TRECHO APRESENTADO
★ ★ ★ ★ ★ ★ ★
Pelo exotismo de certos animais atendidos, frequentemente o trabalho do Cempas ganha a atenção da mídia regional. Em outubro passado, por exemplo, o Cempas atendeu um tigre pertencente a uma fundação mantenedora da fauna exótica, com suspeita de um tumor abdominal. Com o emprego de equipamentos de diagnóstico por imagem de última geração, adquiridos por meio da FINEP (Financiadora de Estudos e Projetos), e sob a coordenação das professoras Maria Jaqueline Mamprim e Sheila Canevese Rahal, a equipe do Cempas efetuou o diagnóstico preciso e realizou o procedimento cirúrgico necessário para a recuperação do animal.

Algumas semanas antes, a equipe do Cempas havia dado suporte remoto ao tratamento de uma fêmea de preguiça-real (Choloepusdidactylus), que estava sob cuidados hospitalares em Manaus. Encontrado na área urbana da capital amazonense, o animal apresentava apatia, ferimentos superficiais e profundos nos membros inferiores, com sinais clínicos característicos de eletrocussão. O processo de internação, manejo e reabilitação do animal foi feito pelo Centro de Triagem de Animais Silvestres (Cetas) do Instituto Brasileiro do Meio Ambiente, com a colaboração on-line do professor Carlos Roberto Teixeira e da equipe do Cempas. Submetida a procedimento cirúrgico e plenamente recuperada, preguiça-real já foi solta na natureza.
★ ★ ★ ★ ★ ★ ★
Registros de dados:
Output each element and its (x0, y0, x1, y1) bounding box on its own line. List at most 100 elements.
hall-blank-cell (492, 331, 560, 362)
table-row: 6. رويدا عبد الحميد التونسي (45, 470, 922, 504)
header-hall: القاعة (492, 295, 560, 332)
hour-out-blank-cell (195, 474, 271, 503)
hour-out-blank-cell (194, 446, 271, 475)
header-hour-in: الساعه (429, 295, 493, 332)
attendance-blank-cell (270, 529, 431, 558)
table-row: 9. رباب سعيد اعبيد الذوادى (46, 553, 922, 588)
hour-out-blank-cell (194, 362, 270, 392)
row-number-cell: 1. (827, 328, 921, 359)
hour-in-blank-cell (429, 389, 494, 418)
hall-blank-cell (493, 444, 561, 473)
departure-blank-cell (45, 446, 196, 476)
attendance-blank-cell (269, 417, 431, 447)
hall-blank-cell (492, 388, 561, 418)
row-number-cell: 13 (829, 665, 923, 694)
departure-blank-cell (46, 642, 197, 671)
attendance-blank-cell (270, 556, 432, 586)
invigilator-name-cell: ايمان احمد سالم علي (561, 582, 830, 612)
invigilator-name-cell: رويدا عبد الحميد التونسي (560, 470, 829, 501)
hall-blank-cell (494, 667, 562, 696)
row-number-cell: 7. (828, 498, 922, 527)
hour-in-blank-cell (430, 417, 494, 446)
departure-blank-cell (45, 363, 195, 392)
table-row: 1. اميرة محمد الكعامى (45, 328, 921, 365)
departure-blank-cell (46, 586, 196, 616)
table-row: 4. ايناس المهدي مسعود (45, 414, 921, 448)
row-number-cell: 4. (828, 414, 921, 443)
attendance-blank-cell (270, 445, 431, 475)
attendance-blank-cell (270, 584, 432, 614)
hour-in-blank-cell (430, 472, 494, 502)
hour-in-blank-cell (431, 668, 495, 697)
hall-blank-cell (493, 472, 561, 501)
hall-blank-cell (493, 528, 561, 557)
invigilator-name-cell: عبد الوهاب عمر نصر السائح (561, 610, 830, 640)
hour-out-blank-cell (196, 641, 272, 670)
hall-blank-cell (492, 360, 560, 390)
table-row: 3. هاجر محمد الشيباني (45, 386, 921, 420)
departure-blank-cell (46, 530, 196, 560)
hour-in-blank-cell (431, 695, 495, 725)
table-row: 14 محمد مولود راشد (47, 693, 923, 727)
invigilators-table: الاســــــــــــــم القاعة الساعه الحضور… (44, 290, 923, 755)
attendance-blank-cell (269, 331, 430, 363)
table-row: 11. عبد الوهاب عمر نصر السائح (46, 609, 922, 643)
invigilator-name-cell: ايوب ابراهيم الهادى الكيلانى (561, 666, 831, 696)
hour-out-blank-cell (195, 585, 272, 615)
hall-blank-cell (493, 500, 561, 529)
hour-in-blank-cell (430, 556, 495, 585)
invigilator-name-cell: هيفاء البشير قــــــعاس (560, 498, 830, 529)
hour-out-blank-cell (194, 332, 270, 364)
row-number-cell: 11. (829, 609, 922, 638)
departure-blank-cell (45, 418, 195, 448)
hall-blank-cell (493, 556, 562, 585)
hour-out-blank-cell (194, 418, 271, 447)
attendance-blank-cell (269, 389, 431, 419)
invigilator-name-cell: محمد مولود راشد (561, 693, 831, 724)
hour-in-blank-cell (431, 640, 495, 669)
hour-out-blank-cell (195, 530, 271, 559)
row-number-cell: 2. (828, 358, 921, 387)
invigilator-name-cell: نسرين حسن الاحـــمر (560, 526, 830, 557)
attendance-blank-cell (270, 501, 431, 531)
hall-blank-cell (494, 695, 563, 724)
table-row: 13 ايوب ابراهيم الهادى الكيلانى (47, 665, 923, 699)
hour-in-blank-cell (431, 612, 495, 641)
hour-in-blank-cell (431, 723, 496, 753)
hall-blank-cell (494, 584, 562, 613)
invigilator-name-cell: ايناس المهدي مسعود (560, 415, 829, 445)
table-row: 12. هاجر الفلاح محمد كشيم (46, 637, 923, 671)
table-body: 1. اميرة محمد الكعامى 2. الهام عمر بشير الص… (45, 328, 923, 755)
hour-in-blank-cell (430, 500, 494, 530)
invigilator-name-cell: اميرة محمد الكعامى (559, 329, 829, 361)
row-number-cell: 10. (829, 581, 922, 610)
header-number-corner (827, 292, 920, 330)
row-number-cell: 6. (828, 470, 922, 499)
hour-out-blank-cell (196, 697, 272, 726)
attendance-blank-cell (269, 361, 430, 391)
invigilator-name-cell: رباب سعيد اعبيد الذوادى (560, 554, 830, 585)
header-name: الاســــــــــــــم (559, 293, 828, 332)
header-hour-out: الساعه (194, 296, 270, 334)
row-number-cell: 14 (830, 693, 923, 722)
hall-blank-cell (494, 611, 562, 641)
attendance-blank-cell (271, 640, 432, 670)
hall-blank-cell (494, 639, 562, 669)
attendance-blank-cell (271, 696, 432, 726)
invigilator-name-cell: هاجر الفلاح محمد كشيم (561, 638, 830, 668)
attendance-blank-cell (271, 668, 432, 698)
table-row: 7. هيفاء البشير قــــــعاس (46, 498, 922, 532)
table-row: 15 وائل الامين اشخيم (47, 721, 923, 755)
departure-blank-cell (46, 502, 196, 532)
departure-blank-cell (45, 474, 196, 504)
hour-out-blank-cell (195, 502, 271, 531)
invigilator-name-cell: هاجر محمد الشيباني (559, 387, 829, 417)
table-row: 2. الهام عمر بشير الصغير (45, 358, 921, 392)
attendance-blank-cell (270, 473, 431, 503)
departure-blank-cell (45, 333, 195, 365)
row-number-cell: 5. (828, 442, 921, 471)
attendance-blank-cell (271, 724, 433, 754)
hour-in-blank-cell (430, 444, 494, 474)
★ ★ ★ ★ ★ ★ ★
TAREFA ATRIBUÍDA
Reproduza na íntegra o trecho sobre os atendimentos do Cempas, sem alterar nada.

RESULTADO DO EXERCÍCIO
Pelo exotismo de certos animais atendidos, frequentemente o trabalho do Cempas ganha a atenção da mídia regional. Em outubro passado, por exemplo, o Cempas atendeu um tigre pertencente a uma fundação mantenedora da fauna exótica, com suspeita de um tumor abdominal. Com o emprego de equipamentos de diagnóstico por imagem de última geração, adquiridos por meio da FINEP (Financiadora de Estudos e Projetos), e sob a coordenação das professoras Maria Jaqueline Mamprim e Sheila Canevese Rahal, a equipe do Cempas efetuou o diagnóstico preciso e realizou o procedimento cirúrgico necessário para a recuperação do animal.

Algumas semanas antes, a equipe do Cempas havia dado suporte remoto ao tratamento de uma fêmea de preguiça-real (Choloepusdidactylus), que estava sob cuidados hospitalares em Manaus. Encontrado na área urbana da capital amazonense, o animal apresentava apatia, ferimentos superficiais e profundos nos membros inferiores, com sinais clínicos característicos de eletrocussão. O processo de internação, manejo e reabilitação do animal foi feito pelo Centro de Triagem de Animais Silvestres (Cetas) do Instituto Brasileiro do Meio Ambiente, com a colaboração on-line do professor Carlos Roberto Teixeira e da equipe do Cempas. Submetida a procedimento cirúrgico e plenamente recuperada, preguiça-real já foi solta na natureza.